== GOAL OF THE EXERCISE ==
Return, unchanged, the lines of the records from the first line through the line containing "plus-icon[interactable]: + xyxy=(332,183,343,199)", with both ends included.

== Stored items ==
• • • • • • •

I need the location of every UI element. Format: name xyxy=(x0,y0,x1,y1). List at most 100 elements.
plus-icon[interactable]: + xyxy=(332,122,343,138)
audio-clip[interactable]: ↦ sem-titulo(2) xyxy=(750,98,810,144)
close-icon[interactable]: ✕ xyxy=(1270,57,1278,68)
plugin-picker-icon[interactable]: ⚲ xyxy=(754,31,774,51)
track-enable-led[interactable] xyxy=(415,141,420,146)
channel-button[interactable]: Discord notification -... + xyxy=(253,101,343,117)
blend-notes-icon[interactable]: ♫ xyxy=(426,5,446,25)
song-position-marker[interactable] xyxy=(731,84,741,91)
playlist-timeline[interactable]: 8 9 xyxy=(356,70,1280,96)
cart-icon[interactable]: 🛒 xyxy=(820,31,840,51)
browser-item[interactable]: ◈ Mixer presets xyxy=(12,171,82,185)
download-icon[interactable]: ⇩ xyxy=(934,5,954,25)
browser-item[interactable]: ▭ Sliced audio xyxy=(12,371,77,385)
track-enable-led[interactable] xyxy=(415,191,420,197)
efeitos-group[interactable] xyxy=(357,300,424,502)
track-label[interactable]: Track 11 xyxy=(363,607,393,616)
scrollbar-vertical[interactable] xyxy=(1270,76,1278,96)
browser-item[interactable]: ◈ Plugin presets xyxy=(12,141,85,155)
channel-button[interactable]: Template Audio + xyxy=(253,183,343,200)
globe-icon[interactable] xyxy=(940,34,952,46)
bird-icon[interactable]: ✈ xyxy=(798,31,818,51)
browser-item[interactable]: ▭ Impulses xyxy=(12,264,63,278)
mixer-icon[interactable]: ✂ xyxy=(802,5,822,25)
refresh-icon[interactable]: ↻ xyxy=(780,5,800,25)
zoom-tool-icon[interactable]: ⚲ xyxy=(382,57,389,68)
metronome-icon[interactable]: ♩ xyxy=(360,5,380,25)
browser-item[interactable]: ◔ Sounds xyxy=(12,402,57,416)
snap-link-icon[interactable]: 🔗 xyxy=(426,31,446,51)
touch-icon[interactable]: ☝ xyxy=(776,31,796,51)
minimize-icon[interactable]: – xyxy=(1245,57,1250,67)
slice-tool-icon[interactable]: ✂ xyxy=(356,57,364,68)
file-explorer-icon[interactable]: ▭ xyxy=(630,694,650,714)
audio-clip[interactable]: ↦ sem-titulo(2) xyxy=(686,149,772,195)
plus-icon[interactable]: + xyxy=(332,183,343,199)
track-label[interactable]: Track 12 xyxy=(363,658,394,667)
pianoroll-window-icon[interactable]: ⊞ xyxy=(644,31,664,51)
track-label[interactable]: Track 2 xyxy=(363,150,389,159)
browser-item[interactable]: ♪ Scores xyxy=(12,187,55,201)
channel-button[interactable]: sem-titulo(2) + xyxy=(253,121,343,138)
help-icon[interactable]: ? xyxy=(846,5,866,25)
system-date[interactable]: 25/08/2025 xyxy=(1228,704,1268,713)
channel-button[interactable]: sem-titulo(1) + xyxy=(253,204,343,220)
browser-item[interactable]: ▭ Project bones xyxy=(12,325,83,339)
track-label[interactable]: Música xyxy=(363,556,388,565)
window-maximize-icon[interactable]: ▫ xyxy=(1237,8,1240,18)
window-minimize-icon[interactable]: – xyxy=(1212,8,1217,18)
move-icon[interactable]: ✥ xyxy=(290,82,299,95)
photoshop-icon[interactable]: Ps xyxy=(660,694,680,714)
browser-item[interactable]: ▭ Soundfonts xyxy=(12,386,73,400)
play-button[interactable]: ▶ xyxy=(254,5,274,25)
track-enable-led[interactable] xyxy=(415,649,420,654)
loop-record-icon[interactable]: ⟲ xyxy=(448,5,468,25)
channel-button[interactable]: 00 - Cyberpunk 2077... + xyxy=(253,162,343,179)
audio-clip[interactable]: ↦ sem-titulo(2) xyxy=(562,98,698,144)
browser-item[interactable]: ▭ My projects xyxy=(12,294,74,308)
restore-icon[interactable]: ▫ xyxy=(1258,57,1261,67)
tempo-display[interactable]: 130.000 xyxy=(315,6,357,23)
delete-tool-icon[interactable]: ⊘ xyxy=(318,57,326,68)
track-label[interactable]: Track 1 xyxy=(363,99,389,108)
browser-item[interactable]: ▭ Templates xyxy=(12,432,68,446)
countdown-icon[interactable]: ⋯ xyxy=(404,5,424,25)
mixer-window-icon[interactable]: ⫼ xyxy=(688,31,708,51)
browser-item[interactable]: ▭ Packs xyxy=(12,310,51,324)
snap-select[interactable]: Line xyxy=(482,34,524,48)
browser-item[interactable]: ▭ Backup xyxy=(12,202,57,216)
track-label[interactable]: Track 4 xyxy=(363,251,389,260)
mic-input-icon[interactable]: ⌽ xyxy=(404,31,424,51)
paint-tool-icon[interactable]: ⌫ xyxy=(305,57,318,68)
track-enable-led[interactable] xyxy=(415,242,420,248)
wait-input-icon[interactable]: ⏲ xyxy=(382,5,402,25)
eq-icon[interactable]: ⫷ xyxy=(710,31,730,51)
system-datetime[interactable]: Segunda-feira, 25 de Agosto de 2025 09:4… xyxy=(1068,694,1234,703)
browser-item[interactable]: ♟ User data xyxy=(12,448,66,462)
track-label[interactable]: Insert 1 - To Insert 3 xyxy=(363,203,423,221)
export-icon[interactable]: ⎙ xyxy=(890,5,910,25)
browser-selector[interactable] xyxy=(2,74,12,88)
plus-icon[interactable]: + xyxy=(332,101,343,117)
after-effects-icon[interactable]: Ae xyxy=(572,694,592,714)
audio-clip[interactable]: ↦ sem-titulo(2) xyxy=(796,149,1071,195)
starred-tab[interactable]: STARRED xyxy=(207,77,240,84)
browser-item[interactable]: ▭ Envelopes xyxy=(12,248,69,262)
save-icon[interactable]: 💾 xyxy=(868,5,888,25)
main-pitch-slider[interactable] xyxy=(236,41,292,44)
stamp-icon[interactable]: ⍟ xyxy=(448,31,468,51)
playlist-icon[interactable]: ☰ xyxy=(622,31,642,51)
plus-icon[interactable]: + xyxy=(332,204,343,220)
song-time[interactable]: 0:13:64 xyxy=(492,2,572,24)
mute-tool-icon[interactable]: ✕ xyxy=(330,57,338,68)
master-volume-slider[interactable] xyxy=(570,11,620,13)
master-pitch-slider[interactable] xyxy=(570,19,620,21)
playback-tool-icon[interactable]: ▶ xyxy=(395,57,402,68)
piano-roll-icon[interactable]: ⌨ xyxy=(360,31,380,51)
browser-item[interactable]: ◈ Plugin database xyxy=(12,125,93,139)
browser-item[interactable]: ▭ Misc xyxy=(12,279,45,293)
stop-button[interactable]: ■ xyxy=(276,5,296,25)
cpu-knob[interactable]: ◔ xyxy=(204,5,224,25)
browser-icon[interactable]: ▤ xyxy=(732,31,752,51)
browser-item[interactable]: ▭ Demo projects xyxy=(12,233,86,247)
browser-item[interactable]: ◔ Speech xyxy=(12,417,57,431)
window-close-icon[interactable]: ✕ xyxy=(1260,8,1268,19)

• • • • • • •

== TASK RESPONSE ==
I need the location of every UI element. Format: name xyxy=(x0,y0,x1,y1). List at most 100 elements.
plus-icon[interactable]: + xyxy=(332,122,343,138)
audio-clip[interactable]: ↦ sem-titulo(2) xyxy=(750,98,810,144)
close-icon[interactable]: ✕ xyxy=(1270,57,1278,68)
plugin-picker-icon[interactable]: ⚲ xyxy=(754,31,774,51)
track-enable-led[interactable] xyxy=(415,141,420,146)
channel-button[interactable]: Discord notification -... + xyxy=(253,101,343,117)
blend-notes-icon[interactable]: ♫ xyxy=(426,5,446,25)
song-position-marker[interactable] xyxy=(731,84,741,91)
playlist-timeline[interactable]: 8 9 xyxy=(356,70,1280,96)
cart-icon[interactable]: 🛒 xyxy=(820,31,840,51)
browser-item[interactable]: ◈ Mixer presets xyxy=(12,171,82,185)
download-icon[interactable]: ⇩ xyxy=(934,5,954,25)
browser-item[interactable]: ▭ Sliced audio xyxy=(12,371,77,385)
track-enable-led[interactable] xyxy=(415,191,420,197)
efeitos-group[interactable] xyxy=(357,300,424,502)
track-label[interactable]: Track 11 xyxy=(363,607,393,616)
scrollbar-vertical[interactable] xyxy=(1270,76,1278,96)
browser-item[interactable]: ◈ Plugin presets xyxy=(12,141,85,155)
channel-button[interactable]: Template Audio + xyxy=(253,183,343,200)
globe-icon[interactable] xyxy=(940,34,952,46)
bird-icon[interactable]: ✈ xyxy=(798,31,818,51)
browser-item[interactable]: ▭ Impulses xyxy=(12,264,63,278)
mixer-icon[interactable]: ✂ xyxy=(802,5,822,25)
refresh-icon[interactable]: ↻ xyxy=(780,5,800,25)
zoom-tool-icon[interactable]: ⚲ xyxy=(382,57,389,68)
metronome-icon[interactable]: ♩ xyxy=(360,5,380,25)
browser-item[interactable]: ◔ Sounds xyxy=(12,402,57,416)
snap-link-icon[interactable]: 🔗 xyxy=(426,31,446,51)
touch-icon[interactable]: ☝ xyxy=(776,31,796,51)
minimize-icon[interactable]: – xyxy=(1245,57,1250,67)
slice-tool-icon[interactable]: ✂ xyxy=(356,57,364,68)
file-explorer-icon[interactable]: ▭ xyxy=(630,694,650,714)
audio-clip[interactable]: ↦ sem-titulo(2) xyxy=(686,149,772,195)
plus-icon[interactable]: + xyxy=(332,183,343,199)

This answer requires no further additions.